- _TASK PROMPT_: Return each line of the records holding the string "JSON".

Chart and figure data
━━━━━━━━━━━━━━━━━━━━━━━━━━━━━━
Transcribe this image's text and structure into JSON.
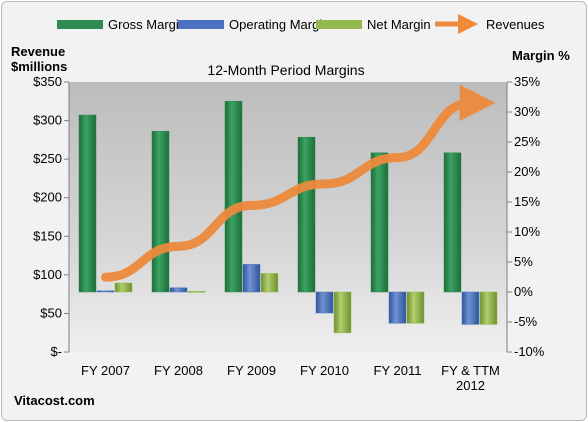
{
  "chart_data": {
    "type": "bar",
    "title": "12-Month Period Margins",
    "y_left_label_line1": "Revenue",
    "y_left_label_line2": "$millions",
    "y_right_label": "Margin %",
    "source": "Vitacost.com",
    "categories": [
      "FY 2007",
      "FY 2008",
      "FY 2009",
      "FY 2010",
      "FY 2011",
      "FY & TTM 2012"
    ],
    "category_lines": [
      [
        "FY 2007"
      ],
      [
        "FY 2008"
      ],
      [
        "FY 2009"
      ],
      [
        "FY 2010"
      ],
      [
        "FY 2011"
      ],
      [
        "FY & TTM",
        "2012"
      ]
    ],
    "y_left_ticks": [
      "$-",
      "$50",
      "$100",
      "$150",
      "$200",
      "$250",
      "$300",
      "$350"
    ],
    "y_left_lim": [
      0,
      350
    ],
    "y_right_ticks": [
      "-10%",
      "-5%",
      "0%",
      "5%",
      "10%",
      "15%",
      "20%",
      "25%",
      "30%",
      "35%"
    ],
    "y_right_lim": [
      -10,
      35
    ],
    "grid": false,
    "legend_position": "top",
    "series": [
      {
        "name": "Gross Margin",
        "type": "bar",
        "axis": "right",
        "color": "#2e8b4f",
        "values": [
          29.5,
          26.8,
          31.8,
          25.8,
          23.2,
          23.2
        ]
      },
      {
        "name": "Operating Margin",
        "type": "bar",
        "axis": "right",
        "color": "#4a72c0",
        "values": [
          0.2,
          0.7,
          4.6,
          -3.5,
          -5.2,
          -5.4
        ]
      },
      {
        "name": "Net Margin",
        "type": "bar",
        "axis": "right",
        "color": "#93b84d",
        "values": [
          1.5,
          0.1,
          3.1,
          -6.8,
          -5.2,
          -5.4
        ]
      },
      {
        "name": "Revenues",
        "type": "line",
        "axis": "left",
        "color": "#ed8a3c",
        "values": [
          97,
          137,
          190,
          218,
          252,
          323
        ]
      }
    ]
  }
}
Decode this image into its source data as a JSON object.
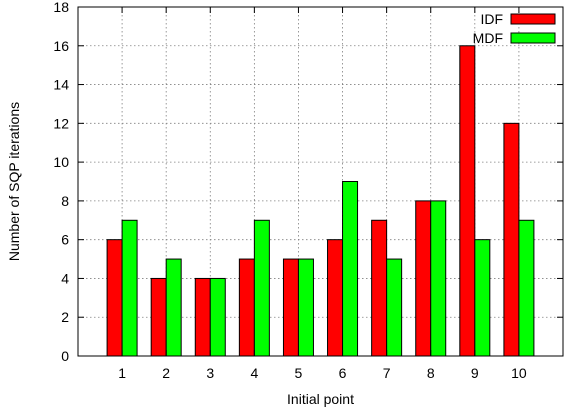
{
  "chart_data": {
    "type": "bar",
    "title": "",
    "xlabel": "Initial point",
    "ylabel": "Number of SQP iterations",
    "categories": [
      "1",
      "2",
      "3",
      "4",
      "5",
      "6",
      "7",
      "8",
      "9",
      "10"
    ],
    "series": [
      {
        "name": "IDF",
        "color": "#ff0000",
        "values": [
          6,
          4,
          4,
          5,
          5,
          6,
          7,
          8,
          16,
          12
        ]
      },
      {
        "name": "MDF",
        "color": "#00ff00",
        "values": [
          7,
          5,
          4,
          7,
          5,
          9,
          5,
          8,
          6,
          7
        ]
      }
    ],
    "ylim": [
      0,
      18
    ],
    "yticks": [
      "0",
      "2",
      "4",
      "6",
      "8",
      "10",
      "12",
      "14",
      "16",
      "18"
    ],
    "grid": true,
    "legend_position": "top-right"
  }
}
━━━━━━━━━━━━━━━━━━━━━━━━━━━━━━
- _OUTPUT OF THE TASK_:
Transcribe this image's text and structure into JSON.
Decode this image into its source data as a JSON object.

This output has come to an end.